• **Requirement**
Your task is to transcribe the data in full.

..............................

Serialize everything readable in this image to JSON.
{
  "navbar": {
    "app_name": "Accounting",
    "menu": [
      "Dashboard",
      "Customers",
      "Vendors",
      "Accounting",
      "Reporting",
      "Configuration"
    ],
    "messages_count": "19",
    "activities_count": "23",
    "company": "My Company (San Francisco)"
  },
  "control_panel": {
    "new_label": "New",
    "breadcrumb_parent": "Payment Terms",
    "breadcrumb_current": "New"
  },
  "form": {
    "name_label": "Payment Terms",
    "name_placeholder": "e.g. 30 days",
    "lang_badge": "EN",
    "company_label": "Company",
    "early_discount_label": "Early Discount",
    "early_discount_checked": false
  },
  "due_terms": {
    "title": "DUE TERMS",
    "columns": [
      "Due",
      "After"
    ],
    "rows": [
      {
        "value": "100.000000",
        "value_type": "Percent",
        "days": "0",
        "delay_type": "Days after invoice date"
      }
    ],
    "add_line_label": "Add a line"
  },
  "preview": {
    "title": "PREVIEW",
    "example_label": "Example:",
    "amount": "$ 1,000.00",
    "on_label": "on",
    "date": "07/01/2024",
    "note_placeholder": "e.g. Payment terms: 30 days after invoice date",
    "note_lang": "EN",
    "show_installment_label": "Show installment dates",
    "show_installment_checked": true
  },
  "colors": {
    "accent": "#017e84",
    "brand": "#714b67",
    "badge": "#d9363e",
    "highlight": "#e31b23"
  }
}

..............................

• **Solution to this problem**
Serialize everything readable in this image to JSON.
{
  "navbar": {
    "app_name": "Accounting",
    "menu": [
      "Dashboard",
      "Customers",
      "Vendors",
      "Accounting",
      "Reporting",
      "Configuration"
    ],
    "messages_count": "19",
    "activities_count": "23",
    "company": "My Company (San Francisco)"
  },
  "control_panel": {
    "new_label": "New",
    "breadcrumb_parent": "Payment Terms",
    "breadcrumb_current": "New"
  },
  "form": {
    "name_label": "Payment Terms",
    "name_placeholder": "e.g. 30 days",
    "lang_badge": "EN",
    "company_label": "Company",
    "early_discount_label": "Early Discount",
    "early_discount_checked": false
  },
  "due_terms": {
    "title": "DUE TERMS",
    "columns": [
      "Due",
      "After"
    ],
    "rows": [
      {
        "value": "100.000000",
        "value_type": "Percent",
        "days": "0",
        "delay_type": "Days after invoice date"
      }
    ],
    "add_line_label": "Add a line"
  },
  "preview": {
    "title": "PREVIEW",
    "example_label": "Example:",
    "amount": "$ 1,000.00",
    "on_label": "on",
    "date": "07/01/2024",
    "note_placeholder": "e.g. Payment terms: 30 days after invoice date",
    "note_lang": "EN",
    "show_installment_label": "Show installment dates",
    "show_installment_checked": true
  },
  "colors": {
    "accent": "#017e84",
    "brand": "#714b67",
    "badge": "#d9363e",
    "highlight": "#e31b23"
  }
}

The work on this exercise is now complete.